Extracted records:
** begin **

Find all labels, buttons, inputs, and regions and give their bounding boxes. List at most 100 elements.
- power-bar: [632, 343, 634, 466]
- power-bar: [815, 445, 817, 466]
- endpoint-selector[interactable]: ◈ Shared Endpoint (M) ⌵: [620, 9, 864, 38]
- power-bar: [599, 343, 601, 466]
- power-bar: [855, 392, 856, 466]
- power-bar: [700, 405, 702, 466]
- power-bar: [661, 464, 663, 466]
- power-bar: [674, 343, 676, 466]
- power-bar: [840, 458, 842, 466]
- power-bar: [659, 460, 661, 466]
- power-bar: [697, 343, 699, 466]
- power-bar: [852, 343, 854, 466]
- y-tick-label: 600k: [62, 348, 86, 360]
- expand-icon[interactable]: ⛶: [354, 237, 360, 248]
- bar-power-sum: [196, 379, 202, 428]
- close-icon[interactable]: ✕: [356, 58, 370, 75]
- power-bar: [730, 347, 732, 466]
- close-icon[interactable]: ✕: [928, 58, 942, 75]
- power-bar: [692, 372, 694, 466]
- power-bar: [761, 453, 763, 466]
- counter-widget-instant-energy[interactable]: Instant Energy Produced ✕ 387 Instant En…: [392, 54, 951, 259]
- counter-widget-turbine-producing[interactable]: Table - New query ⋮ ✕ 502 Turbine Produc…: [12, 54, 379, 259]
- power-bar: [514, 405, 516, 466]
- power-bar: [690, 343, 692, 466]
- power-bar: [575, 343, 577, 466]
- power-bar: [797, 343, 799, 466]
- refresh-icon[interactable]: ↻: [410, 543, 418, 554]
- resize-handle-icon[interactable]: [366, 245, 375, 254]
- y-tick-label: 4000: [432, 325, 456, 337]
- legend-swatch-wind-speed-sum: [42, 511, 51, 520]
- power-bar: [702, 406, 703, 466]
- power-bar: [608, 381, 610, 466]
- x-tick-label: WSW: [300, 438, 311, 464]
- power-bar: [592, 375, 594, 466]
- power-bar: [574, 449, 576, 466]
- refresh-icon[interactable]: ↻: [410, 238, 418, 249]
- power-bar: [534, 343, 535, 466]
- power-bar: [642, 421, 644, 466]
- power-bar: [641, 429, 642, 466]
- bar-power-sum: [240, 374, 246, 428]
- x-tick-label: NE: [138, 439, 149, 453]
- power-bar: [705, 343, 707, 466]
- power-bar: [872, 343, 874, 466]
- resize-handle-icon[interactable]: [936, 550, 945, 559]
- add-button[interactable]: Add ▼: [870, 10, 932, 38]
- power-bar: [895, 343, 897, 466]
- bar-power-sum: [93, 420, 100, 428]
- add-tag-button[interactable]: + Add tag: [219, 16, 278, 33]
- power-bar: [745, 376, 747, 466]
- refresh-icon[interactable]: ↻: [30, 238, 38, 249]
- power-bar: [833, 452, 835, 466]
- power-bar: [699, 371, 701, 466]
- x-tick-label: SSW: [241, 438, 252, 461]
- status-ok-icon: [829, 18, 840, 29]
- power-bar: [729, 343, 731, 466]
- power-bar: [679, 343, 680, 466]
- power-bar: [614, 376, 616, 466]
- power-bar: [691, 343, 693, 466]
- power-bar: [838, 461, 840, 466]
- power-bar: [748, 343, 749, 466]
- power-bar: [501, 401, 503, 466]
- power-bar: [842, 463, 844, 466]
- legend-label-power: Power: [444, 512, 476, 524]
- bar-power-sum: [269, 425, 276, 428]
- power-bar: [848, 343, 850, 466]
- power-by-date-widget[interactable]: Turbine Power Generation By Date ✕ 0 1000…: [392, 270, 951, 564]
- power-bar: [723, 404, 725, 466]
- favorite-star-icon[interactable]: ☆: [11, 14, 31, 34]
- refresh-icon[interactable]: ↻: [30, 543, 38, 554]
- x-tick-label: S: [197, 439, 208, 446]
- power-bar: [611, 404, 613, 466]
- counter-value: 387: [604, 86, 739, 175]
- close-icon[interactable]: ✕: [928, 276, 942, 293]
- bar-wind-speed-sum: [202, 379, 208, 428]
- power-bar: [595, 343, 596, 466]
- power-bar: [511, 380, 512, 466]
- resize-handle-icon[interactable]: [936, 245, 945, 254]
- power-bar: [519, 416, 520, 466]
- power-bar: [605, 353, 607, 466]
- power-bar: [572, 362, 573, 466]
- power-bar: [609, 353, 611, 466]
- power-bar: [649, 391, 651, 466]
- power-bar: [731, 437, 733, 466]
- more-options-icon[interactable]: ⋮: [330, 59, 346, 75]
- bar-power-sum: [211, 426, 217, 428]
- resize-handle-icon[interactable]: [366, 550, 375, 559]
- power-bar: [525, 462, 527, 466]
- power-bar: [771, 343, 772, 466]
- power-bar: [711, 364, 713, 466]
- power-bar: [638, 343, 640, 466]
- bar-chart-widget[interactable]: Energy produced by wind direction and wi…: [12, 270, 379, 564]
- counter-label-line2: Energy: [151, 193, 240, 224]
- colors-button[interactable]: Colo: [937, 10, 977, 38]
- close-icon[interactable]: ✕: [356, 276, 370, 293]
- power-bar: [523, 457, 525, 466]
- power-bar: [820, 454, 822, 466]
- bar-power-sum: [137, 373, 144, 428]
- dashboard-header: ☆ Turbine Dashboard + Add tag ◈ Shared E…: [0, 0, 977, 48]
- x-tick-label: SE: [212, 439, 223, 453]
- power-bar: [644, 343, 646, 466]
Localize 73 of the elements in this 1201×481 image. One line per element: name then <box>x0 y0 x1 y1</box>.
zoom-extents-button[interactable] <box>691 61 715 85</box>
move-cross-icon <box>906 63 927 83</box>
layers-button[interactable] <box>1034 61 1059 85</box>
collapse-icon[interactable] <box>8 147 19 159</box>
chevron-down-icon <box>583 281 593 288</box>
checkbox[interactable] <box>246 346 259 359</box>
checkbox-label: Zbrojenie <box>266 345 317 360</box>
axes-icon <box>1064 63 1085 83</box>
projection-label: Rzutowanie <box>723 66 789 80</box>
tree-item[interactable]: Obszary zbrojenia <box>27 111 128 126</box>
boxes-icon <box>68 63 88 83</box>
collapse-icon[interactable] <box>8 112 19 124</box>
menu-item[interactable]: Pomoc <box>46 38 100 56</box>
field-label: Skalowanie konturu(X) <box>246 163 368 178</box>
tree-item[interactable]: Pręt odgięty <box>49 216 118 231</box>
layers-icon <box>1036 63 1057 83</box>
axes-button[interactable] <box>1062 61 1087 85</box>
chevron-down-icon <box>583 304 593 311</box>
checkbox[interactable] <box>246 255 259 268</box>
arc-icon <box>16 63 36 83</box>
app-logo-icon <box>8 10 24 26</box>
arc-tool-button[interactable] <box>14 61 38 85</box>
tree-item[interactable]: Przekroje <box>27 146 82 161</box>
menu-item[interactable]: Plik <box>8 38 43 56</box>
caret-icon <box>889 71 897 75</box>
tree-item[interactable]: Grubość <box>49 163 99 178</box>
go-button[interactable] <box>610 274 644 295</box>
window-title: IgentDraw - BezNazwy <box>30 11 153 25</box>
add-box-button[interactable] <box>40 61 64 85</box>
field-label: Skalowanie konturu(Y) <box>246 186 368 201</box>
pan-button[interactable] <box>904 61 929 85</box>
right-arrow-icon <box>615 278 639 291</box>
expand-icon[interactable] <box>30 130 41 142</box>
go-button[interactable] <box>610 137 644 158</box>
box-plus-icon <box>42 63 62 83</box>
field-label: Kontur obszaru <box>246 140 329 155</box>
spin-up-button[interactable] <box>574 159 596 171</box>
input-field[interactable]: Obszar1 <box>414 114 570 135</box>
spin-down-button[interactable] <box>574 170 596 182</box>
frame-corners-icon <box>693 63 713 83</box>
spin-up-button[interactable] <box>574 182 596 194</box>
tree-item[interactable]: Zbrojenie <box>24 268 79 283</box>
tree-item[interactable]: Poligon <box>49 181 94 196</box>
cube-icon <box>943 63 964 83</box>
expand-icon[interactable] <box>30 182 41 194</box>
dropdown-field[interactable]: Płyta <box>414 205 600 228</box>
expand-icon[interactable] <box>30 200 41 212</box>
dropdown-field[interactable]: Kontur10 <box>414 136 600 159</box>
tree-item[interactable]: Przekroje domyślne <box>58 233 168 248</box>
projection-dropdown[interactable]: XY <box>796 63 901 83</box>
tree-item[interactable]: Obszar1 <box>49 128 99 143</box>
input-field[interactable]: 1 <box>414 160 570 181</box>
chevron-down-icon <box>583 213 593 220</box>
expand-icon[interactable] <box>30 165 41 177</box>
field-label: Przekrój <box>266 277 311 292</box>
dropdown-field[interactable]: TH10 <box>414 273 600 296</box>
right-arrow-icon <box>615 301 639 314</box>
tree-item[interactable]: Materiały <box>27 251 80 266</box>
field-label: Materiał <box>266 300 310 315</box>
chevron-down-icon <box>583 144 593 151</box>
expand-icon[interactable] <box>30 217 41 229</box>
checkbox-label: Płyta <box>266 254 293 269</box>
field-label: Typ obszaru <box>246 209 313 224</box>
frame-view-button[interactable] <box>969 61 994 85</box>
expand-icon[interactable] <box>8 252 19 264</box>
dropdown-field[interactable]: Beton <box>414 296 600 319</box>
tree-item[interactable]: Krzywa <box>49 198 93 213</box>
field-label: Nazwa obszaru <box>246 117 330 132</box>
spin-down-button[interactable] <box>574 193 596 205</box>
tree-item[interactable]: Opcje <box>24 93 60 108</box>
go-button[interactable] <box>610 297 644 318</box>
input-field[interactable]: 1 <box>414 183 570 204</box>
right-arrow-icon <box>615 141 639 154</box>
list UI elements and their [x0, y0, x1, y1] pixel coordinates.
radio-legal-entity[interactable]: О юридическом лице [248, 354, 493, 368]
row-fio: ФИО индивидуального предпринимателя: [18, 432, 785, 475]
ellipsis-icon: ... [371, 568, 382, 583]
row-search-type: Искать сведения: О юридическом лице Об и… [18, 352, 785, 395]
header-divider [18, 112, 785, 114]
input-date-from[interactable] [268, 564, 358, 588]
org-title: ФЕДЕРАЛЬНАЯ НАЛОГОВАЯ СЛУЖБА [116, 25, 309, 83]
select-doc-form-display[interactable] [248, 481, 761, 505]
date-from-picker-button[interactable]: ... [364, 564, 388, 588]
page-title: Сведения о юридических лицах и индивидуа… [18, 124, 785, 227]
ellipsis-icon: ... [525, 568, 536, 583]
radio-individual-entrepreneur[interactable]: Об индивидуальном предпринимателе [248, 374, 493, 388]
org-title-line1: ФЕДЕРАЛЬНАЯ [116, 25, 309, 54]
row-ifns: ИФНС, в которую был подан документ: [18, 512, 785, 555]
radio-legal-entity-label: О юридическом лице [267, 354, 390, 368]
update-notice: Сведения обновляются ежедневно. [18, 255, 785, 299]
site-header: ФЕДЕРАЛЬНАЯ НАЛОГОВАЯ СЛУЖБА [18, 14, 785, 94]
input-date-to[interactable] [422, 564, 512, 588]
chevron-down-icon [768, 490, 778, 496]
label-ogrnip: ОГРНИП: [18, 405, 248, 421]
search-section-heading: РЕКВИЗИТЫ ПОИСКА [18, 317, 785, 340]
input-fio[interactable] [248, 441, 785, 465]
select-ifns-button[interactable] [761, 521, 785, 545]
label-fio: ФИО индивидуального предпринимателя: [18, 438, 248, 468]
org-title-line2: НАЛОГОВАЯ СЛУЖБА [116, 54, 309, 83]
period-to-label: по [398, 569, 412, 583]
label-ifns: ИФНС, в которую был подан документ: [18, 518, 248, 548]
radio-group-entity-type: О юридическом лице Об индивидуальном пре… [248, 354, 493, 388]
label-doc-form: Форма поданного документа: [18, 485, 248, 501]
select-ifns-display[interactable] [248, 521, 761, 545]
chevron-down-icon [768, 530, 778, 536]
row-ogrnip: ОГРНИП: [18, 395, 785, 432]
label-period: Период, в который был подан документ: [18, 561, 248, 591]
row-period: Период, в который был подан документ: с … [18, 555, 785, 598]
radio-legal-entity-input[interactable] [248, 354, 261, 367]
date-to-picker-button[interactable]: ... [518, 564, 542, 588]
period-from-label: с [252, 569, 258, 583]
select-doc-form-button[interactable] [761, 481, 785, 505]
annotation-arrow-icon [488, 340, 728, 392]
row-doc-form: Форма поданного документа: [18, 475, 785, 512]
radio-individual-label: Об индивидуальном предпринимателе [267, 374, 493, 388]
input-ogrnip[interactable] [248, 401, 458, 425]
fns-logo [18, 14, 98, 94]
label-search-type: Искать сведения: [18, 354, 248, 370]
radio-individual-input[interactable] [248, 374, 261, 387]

** end **

Exercise goal:
Retype the material above exactly, starting at its first line and ending at the line that contains "- bar-power-sum: [196, 379, 202, 428]".

Reply to the exercise:
Find all labels, buttons, inputs, and regions and give their bounding boxes. List at most 100 elements.
- power-bar: [632, 343, 634, 466]
- power-bar: [815, 445, 817, 466]
- endpoint-selector[interactable]: ◈ Shared Endpoint (M) ⌵: [620, 9, 864, 38]
- power-bar: [599, 343, 601, 466]
- power-bar: [855, 392, 856, 466]
- power-bar: [700, 405, 702, 466]
- power-bar: [661, 464, 663, 466]
- power-bar: [674, 343, 676, 466]
- power-bar: [840, 458, 842, 466]
- power-bar: [659, 460, 661, 466]
- power-bar: [697, 343, 699, 466]
- power-bar: [852, 343, 854, 466]
- y-tick-label: 600k: [62, 348, 86, 360]
- expand-icon[interactable]: ⛶: [354, 237, 360, 248]
- bar-power-sum: [196, 379, 202, 428]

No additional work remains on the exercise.